>> Begin

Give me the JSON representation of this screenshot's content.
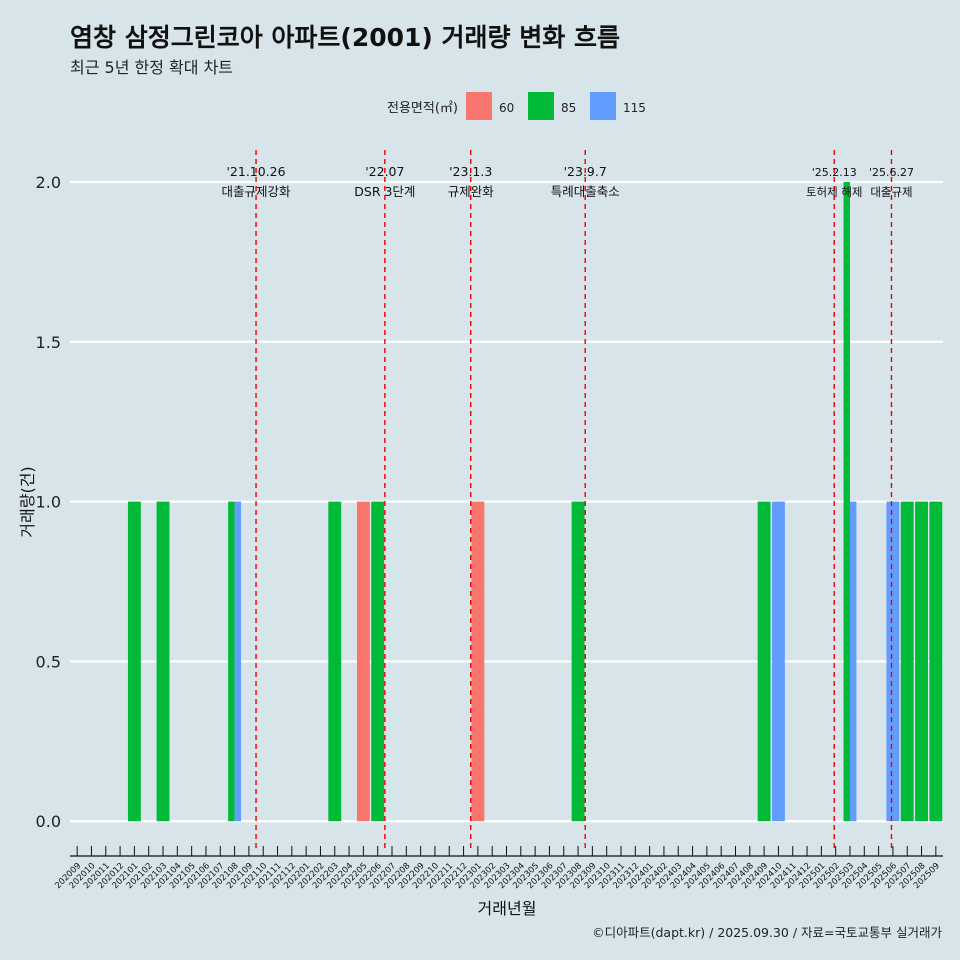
{
  "header": {
    "title": "염창 삼정그린코아 아파트(2001) 거래량 변화 흐름",
    "subtitle": "최근 5년 한정 확대 차트"
  },
  "caption": "©디아파트(dapt.kr) / 2025.09.30 / 자료=국토교통부 실거래가",
  "chart_data": {
    "type": "bar",
    "title": "염창 삼정그린코아 아파트(2001) 거래량 변화 흐름",
    "xlabel": "거래년월",
    "ylabel": "거래량(건)",
    "ylim": [
      -0.09,
      2.1
    ],
    "yticks": [
      0.0,
      0.5,
      1.0,
      1.5,
      2.0
    ],
    "ytick_labels": [
      "0.0",
      "0.5",
      "1.0",
      "1.5",
      "2.0"
    ],
    "legend": {
      "title": "전용면적(㎡)",
      "position": "top",
      "entries": [
        {
          "name": "60",
          "color": "#f8766d"
        },
        {
          "name": "85",
          "color": "#00ba38"
        },
        {
          "name": "115",
          "color": "#619cff"
        }
      ]
    },
    "categories": [
      "202009",
      "202010",
      "202011",
      "202012",
      "202101",
      "202102",
      "202103",
      "202104",
      "202105",
      "202106",
      "202107",
      "202108",
      "202109",
      "202110",
      "202111",
      "202112",
      "202201",
      "202202",
      "202203",
      "202204",
      "202205",
      "202206",
      "202207",
      "202208",
      "202209",
      "202210",
      "202211",
      "202212",
      "202301",
      "202302",
      "202303",
      "202304",
      "202305",
      "202306",
      "202307",
      "202308",
      "202309",
      "202310",
      "202311",
      "202312",
      "202401",
      "202402",
      "202403",
      "202404",
      "202405",
      "202406",
      "202407",
      "202408",
      "202409",
      "202410",
      "202411",
      "202412",
      "202501",
      "202502",
      "202503",
      "202504",
      "202505",
      "202506",
      "202507",
      "202508",
      "202509"
    ],
    "x_tick_labels": [
      "202009",
      "202010",
      "202011",
      "202012",
      "202101",
      "202102",
      "202103",
      "202104",
      "202105",
      "202106",
      "202107",
      "202108",
      "202109",
      "202110",
      "202111",
      "202112",
      "202201",
      "202202",
      "202203",
      "202204",
      "202205",
      "202206",
      "202207",
      "202208",
      "202209",
      "202210",
      "202211",
      "202212",
      "202301",
      "202302",
      "202303",
      "202304",
      "202305",
      "202306",
      "202307",
      "202308",
      "202309",
      "202310",
      "202311",
      "202312",
      "202401",
      "202402",
      "202403",
      "202404",
      "202405",
      "202406",
      "202407",
      "202408",
      "202409",
      "202410",
      "202411",
      "202412",
      "202501",
      "202502",
      "202503",
      "202504",
      "202505",
      "202506",
      "202507",
      "202508",
      "202509"
    ],
    "bars": [
      {
        "month": "202101",
        "area": "85",
        "value": 1
      },
      {
        "month": "202103",
        "area": "85",
        "value": 1
      },
      {
        "month": "202108",
        "area": "85",
        "value": 1
      },
      {
        "month": "202108",
        "area": "115",
        "value": 1
      },
      {
        "month": "202203",
        "area": "85",
        "value": 1
      },
      {
        "month": "202205",
        "area": "60",
        "value": 1
      },
      {
        "month": "202206",
        "area": "85",
        "value": 1
      },
      {
        "month": "202301",
        "area": "60",
        "value": 1
      },
      {
        "month": "202308",
        "area": "85",
        "value": 1
      },
      {
        "month": "202409",
        "area": "85",
        "value": 1
      },
      {
        "month": "202410",
        "area": "115",
        "value": 1
      },
      {
        "month": "202503",
        "area": "85",
        "value": 2
      },
      {
        "month": "202503",
        "area": "115",
        "value": 1
      },
      {
        "month": "202506",
        "area": "115",
        "value": 1
      },
      {
        "month": "202507",
        "area": "85",
        "value": 1
      },
      {
        "month": "202508",
        "area": "85",
        "value": 1
      },
      {
        "month": "202509",
        "area": "85",
        "value": 1
      }
    ],
    "events": [
      {
        "x": 13.0,
        "date": "'21.10.26",
        "label": "대출규제강화"
      },
      {
        "x": 22.0,
        "date": "'22.07",
        "label": "DSR 3단계"
      },
      {
        "x": 28.0,
        "date": "'23.1.3",
        "label": "규제완화"
      },
      {
        "x": 36.0,
        "date": "'23.9.7",
        "label": "특례대출축소"
      },
      {
        "x": 53.4,
        "date": "'25.2.13",
        "label": "토허제 해제"
      },
      {
        "x": 57.4,
        "date": "'25.6.27",
        "label": "대출규제"
      }
    ]
  }
}
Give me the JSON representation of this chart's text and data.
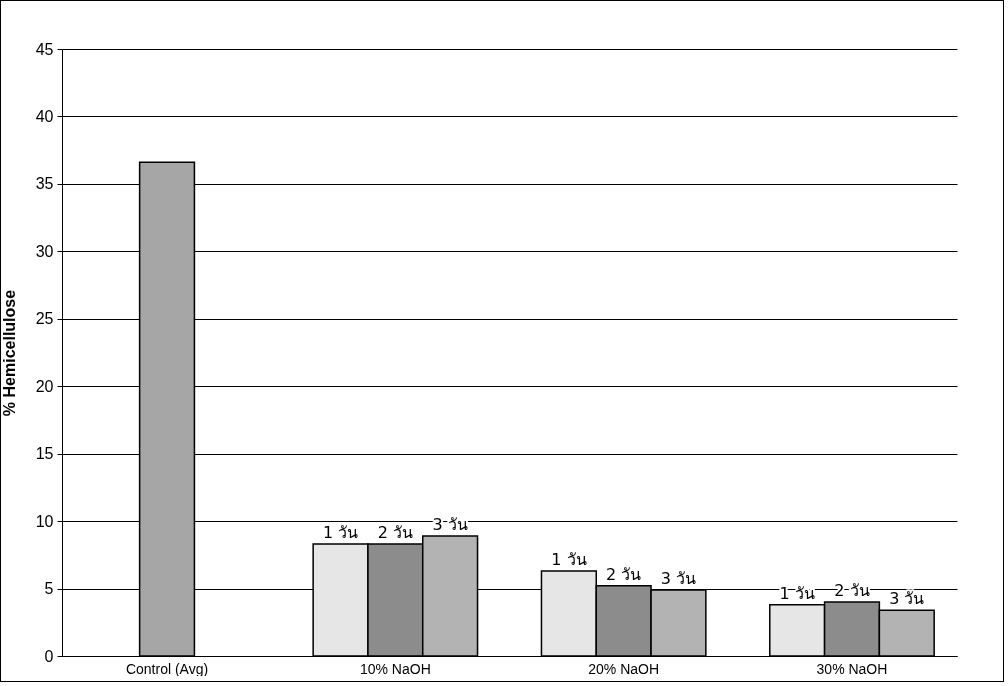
{
  "chart_data": {
    "type": "bar",
    "ylabel": "% Hemicellulose",
    "categories": [
      "Control (Avg)",
      "10% NaOH",
      "20% NaOH",
      "30% NaOH"
    ],
    "series": [
      {
        "color": "#a6a6a6",
        "values": [
          36.6,
          null,
          null,
          null
        ]
      },
      {
        "name": "1 วัน",
        "color": "#e6e6e6",
        "values": [
          null,
          8.3,
          6.3,
          3.8
        ]
      },
      {
        "name": "2 วัน",
        "color": "#8c8c8c",
        "values": [
          null,
          8.3,
          5.2,
          4.0
        ]
      },
      {
        "name": "3 วัน",
        "color": "#b3b3b3",
        "values": [
          null,
          8.9,
          4.9,
          3.4
        ]
      }
    ],
    "ylim": [
      0,
      45
    ],
    "yticks": [
      0,
      5,
      10,
      15,
      20,
      25,
      30,
      35,
      40,
      45
    ],
    "grid": "y",
    "legend": false
  }
}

>> End

**TO DO**
Count up the lines in the listing that hold the word "date", and give that number only.

**RESULT OF THE TASK**
6